» **WRITTEN PROBLEM**:
Read the data and repeat it in full, exactly.

» **Records from a data collection**:
┄┄┄┄┄┄
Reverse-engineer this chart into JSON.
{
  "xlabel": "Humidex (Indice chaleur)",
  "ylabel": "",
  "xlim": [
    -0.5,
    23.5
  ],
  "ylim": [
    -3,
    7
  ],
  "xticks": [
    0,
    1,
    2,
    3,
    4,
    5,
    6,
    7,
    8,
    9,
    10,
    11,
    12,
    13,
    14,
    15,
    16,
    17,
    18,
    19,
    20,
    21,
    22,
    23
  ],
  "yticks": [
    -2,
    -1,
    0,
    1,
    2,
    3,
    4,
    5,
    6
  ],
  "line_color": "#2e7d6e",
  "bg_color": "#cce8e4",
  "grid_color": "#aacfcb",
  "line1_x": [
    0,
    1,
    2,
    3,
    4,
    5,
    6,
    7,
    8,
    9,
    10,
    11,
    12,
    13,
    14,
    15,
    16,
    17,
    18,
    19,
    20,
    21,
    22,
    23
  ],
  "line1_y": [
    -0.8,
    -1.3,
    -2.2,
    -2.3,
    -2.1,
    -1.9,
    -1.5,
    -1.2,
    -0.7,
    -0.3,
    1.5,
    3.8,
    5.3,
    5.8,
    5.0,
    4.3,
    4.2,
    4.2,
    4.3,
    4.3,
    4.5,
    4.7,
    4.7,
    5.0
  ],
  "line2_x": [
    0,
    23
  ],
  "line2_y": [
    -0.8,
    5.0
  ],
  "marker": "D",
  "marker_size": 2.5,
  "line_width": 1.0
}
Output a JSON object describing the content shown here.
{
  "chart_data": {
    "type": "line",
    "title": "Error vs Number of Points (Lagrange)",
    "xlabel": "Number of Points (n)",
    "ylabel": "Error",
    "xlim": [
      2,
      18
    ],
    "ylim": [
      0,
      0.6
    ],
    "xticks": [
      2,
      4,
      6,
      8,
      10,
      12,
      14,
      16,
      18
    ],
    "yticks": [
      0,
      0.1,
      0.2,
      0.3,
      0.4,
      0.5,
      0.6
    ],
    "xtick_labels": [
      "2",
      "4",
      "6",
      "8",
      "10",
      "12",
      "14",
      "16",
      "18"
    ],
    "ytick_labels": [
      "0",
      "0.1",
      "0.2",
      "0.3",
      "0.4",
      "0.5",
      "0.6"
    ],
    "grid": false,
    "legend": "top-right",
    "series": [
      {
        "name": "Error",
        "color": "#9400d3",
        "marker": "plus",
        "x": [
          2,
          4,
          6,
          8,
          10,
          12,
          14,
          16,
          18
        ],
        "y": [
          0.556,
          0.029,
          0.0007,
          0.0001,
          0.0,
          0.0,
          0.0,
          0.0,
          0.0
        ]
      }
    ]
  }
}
┄┄┄┄┄┄
» **FULL SOLUTION**:
Reverse-engineer this chart into JSON.
{
  "xlabel": "Humidex (Indice chaleur)",
  "ylabel": "",
  "xlim": [
    -0.5,
    23.5
  ],
  "ylim": [
    -3,
    7
  ],
  "xticks": [
    0,
    1,
    2,
    3,
    4,
    5,
    6,
    7,
    8,
    9,
    10,
    11,
    12,
    13,
    14,
    15,
    16,
    17,
    18,
    19,
    20,
    21,
    22,
    23
  ],
  "yticks": [
    -2,
    -1,
    0,
    1,
    2,
    3,
    4,
    5,
    6
  ],
  "line_color": "#2e7d6e",
  "bg_color": "#cce8e4",
  "grid_color": "#aacfcb",
  "line1_x": [
    0,
    1,
    2,
    3,
    4,
    5,
    6,
    7,
    8,
    9,
    10,
    11,
    12,
    13,
    14,
    15,
    16,
    17,
    18,
    19,
    20,
    21,
    22,
    23
  ],
  "line1_y": [
    -0.8,
    -1.3,
    -2.2,
    -2.3,
    -2.1,
    -1.9,
    -1.5,
    -1.2,
    -0.7,
    -0.3,
    1.5,
    3.8,
    5.3,
    5.8,
    5.0,
    4.3,
    4.2,
    4.2,
    4.3,
    4.3,
    4.5,
    4.7,
    4.7,
    5.0
  ],
  "line2_x": [
    0,
    23
  ],
  "line2_y": [
    -0.8,
    5.0
  ],
  "marker": "D",
  "marker_size": 2.5,
  "line_width": 1.0
}
Output a JSON object describing the content shown here.
{
  "chart_data": {
    "type": "line",
    "title": "Error vs Number of Points (Lagrange)",
    "xlabel": "Number of Points (n)",
    "ylabel": "Error",
    "xlim": [
      2,
      18
    ],
    "ylim": [
      0,
      0.6
    ],
    "xticks": [
      2,
      4,
      6,
      8,
      10,
      12,
      14,
      16,
      18
    ],
    "yticks": [
      0,
      0.1,
      0.2,
      0.3,
      0.4,
      0.5,
      0.6
    ],
    "xtick_labels": [
      "2",
      "4",
      "6",
      "8",
      "10",
      "12",
      "14",
      "16",
      "18"
    ],
    "ytick_labels": [
      "0",
      "0.1",
      "0.2",
      "0.3",
      "0.4",
      "0.5",
      "0.6"
    ],
    "grid": false,
    "legend": "top-right",
    "series": [
      {
        "name": "Error",
        "color": "#9400d3",
        "marker": "plus",
        "x": [
          2,
          4,
          6,
          8,
          10,
          12,
          14,
          16,
          18
        ],
        "y": [
          0.556,
          0.029,
          0.0007,
          0.0001,
          0.0,
          0.0,
          0.0,
          0.0,
          0.0
        ]
      }
    ]
  }
}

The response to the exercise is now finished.